Short task: Only the lines starting at the one that contains "Read out every word on this page." and running to the end should be repeated, exactly as written.

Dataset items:
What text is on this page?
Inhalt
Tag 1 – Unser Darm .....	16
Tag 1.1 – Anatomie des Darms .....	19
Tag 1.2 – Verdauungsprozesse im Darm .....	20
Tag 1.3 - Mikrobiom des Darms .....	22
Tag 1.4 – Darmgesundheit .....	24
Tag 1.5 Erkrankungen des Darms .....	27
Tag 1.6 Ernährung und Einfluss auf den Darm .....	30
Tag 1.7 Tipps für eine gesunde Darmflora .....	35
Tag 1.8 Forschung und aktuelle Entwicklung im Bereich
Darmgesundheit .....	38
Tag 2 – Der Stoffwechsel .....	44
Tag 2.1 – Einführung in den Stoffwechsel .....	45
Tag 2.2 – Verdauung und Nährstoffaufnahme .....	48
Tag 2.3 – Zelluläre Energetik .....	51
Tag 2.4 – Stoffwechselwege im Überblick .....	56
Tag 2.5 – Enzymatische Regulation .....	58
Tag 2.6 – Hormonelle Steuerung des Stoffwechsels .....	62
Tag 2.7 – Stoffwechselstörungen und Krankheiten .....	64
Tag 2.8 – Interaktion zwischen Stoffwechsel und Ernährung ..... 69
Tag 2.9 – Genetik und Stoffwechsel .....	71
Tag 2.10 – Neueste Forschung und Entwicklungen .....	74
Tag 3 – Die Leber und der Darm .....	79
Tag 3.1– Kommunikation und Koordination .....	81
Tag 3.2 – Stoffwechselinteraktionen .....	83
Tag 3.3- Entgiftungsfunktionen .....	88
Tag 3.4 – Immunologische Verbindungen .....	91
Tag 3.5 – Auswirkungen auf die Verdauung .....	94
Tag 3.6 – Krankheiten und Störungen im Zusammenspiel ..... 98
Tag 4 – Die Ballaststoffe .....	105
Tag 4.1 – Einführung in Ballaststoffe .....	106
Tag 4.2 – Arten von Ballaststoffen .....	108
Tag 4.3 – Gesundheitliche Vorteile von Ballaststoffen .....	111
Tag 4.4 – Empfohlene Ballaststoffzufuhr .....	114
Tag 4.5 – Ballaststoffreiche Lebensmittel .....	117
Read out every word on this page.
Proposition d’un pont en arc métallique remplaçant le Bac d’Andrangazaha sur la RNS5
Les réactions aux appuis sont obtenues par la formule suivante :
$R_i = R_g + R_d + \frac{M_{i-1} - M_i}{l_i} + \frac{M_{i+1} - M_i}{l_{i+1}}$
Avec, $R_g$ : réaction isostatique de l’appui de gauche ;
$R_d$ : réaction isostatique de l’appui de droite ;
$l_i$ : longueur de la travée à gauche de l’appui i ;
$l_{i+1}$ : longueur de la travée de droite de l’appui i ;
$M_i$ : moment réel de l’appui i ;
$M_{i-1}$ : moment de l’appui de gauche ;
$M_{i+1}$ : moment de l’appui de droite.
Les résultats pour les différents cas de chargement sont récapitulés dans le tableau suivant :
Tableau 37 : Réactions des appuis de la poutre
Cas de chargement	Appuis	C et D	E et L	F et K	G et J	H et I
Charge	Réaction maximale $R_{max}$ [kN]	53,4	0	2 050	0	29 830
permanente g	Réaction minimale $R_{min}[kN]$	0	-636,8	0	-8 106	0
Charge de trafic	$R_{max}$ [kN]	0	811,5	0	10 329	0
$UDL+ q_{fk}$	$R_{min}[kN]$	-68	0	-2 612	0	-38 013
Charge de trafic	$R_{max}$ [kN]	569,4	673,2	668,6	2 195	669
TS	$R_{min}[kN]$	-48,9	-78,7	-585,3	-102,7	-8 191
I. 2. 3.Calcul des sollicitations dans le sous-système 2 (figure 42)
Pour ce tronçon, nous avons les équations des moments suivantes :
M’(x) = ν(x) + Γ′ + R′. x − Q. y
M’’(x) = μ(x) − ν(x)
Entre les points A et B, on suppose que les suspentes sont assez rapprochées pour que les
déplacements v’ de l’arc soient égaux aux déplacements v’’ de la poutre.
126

Solution for this problem:
Read out every word on this page.
Proposition d’un pont en arc métallique remplaçant le Bac d’Andrangazaha sur la RNS5
Les réactions aux appuis sont obtenues par la formule suivante :
$R_i = R_g + R_d + \frac{M_{i-1} - M_i}{l_i} + \frac{M_{i+1} - M_i}{l_{i+1}}$
Avec, $R_g$ : réaction isostatique de l’appui de gauche ;
$R_d$ : réaction isostatique de l’appui de droite ;
$l_i$ : longueur de la travée à gauche de l’appui i ;
$l_{i+1}$ : longueur de la travée de droite de l’appui i ;
$M_i$ : moment réel de l’appui i ;
$M_{i-1}$ : moment de l’appui de gauche ;
$M_{i+1}$ : moment de l’appui de droite.
Les résultats pour les différents cas de chargement sont récapitulés dans le tableau suivant :
Tableau 37 : Réactions des appuis de la poutre
Cas de chargement	Appuis	C et D	E et L	F et K	G et J	H et I
Charge	Réaction maximale $R_{max}$ [kN]	53,4	0	2 050	0	29 830
permanente g	Réaction minimale $R_{min}[kN]$	0	-636,8	0	-8 106	0
Charge de trafic	$R_{max}$ [kN]	0	811,5	0	10 329	0
$UDL+ q_{fk}$	$R_{min}[kN]$	-68	0	-2 612	0	-38 013
Charge de trafic	$R_{max}$ [kN]	569,4	673,2	668,6	2 195	669
TS	$R_{min}[kN]$	-48,9	-78,7	-585,3	-102,7	-8 191
I. 2. 3.Calcul des sollicitations dans le sous-système 2 (figure 42)
Pour ce tronçon, nous avons les équations des moments suivantes :
M’(x) = ν(x) + Γ′ + R′. x − Q. y
M’’(x) = μ(x) − ν(x)
Entre les points A et B, on suppose que les suspentes sont assez rapprochées pour que les
déplacements v’ de l’arc soient égaux aux déplacements v’’ de la poutre.
126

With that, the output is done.